----- PROVIDED RECORDS

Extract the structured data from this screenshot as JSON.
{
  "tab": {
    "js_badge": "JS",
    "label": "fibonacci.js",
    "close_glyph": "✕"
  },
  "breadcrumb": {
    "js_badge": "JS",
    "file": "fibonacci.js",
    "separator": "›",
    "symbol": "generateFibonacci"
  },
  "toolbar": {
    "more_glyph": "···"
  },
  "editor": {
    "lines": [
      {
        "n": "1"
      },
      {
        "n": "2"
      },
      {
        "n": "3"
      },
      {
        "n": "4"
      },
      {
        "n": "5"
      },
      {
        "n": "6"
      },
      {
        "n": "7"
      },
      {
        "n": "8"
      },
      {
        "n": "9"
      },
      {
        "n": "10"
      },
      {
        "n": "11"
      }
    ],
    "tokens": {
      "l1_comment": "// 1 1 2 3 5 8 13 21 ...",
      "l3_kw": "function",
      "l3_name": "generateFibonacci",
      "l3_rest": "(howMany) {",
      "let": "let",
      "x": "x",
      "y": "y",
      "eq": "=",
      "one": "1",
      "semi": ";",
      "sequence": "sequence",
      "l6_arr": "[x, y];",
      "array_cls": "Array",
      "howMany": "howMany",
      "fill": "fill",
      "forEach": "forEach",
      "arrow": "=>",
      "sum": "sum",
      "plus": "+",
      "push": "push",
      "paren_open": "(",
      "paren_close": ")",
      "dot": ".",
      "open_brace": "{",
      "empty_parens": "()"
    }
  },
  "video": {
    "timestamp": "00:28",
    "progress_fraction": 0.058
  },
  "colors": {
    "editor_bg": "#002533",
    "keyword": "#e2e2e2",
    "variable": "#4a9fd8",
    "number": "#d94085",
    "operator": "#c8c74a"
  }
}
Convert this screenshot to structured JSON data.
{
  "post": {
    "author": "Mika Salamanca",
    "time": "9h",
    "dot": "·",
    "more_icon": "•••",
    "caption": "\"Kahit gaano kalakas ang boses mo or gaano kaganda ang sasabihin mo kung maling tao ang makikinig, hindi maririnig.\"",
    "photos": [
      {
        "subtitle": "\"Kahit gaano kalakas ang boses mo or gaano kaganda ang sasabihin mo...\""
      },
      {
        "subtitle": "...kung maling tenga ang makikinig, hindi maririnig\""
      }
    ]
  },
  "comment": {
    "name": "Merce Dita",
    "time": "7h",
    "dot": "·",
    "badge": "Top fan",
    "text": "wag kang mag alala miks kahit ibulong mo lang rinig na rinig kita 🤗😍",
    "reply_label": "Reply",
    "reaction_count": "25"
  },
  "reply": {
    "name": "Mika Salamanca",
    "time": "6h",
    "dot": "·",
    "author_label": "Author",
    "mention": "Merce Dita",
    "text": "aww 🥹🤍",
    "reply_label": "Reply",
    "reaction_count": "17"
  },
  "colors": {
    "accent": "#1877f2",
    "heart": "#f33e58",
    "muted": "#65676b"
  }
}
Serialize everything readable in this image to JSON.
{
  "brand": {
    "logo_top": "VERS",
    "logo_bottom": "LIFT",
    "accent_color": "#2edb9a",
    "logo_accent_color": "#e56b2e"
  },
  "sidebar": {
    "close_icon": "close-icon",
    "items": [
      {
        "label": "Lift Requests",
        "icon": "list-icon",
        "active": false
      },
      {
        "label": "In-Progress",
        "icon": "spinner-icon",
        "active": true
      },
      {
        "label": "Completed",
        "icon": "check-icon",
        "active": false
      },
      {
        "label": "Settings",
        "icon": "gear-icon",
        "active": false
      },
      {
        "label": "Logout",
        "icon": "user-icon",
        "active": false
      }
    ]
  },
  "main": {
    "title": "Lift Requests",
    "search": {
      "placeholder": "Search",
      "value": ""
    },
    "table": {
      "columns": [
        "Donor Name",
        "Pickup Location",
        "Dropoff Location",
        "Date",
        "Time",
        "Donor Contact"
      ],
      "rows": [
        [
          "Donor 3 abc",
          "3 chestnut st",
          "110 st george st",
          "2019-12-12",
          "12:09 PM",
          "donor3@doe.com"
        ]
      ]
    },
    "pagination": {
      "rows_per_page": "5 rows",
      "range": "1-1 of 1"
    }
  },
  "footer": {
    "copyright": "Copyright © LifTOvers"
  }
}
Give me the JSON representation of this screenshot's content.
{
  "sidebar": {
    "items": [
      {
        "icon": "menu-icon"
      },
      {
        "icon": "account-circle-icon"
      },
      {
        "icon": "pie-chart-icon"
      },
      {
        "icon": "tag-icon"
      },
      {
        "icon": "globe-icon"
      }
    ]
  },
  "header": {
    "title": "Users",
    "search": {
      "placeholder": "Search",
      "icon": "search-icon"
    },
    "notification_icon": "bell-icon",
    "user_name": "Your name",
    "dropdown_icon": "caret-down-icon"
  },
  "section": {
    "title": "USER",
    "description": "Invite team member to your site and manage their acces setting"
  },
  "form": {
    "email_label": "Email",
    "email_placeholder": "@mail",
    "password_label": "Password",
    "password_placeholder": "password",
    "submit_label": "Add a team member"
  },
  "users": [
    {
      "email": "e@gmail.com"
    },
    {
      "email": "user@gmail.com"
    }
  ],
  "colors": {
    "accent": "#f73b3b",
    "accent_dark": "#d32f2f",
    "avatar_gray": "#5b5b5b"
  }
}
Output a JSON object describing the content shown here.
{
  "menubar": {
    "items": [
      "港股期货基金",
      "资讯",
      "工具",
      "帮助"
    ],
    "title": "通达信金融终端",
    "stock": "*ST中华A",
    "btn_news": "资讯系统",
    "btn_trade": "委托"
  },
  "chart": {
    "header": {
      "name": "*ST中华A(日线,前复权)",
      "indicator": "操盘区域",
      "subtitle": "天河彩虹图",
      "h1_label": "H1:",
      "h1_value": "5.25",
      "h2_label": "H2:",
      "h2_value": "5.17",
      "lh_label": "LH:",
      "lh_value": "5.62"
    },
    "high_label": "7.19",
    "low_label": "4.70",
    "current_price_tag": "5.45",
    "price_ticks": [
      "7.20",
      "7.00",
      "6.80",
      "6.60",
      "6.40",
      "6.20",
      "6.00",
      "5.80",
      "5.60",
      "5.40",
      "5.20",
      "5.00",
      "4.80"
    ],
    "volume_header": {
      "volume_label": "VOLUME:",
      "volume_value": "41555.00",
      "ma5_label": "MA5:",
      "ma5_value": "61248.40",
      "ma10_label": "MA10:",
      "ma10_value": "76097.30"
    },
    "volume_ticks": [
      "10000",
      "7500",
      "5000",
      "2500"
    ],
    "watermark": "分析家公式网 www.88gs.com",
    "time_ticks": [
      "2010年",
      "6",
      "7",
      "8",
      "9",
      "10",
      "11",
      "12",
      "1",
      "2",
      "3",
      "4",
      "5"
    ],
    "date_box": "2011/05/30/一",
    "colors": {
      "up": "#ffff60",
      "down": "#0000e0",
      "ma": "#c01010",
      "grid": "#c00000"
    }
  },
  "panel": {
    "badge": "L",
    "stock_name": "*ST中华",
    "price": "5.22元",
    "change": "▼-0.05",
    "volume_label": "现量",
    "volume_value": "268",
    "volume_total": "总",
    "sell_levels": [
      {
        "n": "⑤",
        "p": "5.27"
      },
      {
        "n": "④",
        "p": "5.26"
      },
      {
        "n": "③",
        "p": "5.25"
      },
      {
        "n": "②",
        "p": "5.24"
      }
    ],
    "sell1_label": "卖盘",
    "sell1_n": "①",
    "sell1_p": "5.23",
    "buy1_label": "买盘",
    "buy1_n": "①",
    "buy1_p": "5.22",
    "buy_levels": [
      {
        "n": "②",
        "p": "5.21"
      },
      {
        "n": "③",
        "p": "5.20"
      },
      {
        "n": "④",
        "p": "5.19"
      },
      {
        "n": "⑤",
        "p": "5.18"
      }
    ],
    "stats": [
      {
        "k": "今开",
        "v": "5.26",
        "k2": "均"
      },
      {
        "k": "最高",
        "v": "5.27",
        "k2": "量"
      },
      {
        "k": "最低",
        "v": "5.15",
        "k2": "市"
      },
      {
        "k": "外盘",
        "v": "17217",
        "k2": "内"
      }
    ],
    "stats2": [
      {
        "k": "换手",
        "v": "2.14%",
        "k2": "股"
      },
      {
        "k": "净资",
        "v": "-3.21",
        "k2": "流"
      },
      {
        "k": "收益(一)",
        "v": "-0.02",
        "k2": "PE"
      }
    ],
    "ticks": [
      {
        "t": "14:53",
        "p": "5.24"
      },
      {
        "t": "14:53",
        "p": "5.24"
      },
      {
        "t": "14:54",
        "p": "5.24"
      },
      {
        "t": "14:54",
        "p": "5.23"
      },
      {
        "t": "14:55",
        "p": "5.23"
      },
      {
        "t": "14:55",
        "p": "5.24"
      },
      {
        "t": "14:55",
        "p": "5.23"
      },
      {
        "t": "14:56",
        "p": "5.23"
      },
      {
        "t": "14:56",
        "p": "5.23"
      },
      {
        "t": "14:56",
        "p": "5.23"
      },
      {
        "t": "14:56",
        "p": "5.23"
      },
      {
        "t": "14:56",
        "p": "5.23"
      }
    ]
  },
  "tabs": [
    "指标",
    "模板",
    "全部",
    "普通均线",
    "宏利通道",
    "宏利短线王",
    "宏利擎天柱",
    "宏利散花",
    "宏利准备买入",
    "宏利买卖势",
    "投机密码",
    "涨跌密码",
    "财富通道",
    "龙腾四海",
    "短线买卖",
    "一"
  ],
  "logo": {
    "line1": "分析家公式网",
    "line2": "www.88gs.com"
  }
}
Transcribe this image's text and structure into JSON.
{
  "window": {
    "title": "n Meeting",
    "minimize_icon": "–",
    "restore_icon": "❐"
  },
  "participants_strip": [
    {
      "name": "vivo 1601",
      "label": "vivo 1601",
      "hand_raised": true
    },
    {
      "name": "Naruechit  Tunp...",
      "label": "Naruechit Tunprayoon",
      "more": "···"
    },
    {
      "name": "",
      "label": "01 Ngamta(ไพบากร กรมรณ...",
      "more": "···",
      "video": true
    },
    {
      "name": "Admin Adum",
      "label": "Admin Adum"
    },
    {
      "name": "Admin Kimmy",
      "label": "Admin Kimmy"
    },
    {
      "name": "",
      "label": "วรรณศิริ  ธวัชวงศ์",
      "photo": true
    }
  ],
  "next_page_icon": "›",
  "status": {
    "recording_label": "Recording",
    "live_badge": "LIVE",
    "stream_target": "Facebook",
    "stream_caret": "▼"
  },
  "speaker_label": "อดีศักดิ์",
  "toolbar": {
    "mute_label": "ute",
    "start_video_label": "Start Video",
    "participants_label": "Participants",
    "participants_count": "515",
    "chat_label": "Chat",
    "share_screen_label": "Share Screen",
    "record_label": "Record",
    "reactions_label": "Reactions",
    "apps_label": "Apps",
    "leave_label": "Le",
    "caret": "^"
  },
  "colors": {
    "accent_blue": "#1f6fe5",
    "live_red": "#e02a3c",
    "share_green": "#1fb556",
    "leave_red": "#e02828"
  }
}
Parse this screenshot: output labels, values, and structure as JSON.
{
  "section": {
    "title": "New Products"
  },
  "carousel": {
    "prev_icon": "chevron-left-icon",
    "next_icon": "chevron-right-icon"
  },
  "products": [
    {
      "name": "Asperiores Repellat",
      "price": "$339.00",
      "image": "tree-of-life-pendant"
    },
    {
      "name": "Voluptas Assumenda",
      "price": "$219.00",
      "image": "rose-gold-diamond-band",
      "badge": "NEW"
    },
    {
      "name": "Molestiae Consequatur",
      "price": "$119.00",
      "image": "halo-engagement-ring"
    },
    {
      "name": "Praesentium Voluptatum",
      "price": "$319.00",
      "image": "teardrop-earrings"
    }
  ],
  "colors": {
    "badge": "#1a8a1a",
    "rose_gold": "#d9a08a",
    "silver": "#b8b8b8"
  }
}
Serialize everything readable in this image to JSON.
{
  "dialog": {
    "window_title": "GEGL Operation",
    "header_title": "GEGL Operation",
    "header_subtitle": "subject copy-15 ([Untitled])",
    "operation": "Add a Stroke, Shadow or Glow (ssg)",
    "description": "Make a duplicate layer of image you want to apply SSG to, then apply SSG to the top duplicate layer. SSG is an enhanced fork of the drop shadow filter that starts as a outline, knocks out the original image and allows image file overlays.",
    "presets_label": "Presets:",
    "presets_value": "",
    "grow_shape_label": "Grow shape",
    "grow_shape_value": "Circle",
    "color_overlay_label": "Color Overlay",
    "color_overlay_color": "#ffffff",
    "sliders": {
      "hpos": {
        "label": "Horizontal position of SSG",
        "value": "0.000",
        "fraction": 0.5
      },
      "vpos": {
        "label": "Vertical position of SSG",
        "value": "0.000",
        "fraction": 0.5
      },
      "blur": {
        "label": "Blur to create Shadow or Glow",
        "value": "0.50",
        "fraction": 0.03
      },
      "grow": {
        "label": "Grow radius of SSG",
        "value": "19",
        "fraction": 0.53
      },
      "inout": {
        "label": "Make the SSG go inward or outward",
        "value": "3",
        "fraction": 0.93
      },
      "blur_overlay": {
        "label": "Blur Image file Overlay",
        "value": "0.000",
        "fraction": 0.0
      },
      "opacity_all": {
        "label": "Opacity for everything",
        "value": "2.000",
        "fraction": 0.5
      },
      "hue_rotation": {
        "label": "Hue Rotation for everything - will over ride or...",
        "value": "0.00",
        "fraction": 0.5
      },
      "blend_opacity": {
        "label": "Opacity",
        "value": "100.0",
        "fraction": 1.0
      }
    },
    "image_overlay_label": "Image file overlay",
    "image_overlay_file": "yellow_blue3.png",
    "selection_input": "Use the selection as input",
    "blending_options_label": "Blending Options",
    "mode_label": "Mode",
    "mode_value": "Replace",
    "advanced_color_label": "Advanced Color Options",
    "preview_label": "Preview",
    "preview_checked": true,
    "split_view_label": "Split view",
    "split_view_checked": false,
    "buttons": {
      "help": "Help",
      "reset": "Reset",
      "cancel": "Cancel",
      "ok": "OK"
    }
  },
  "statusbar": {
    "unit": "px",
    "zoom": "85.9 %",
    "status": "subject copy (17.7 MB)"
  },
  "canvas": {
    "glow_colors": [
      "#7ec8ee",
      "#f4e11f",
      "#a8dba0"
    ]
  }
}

----------

▶ _SHORT PROBLEM_:
Where a line above contains the word "data", copy that line.

▶ _SOLUTION TO THE EXERCISE_:
Extract the structured data from this screenshot as JSON.
Convert this screenshot to structured JSON data.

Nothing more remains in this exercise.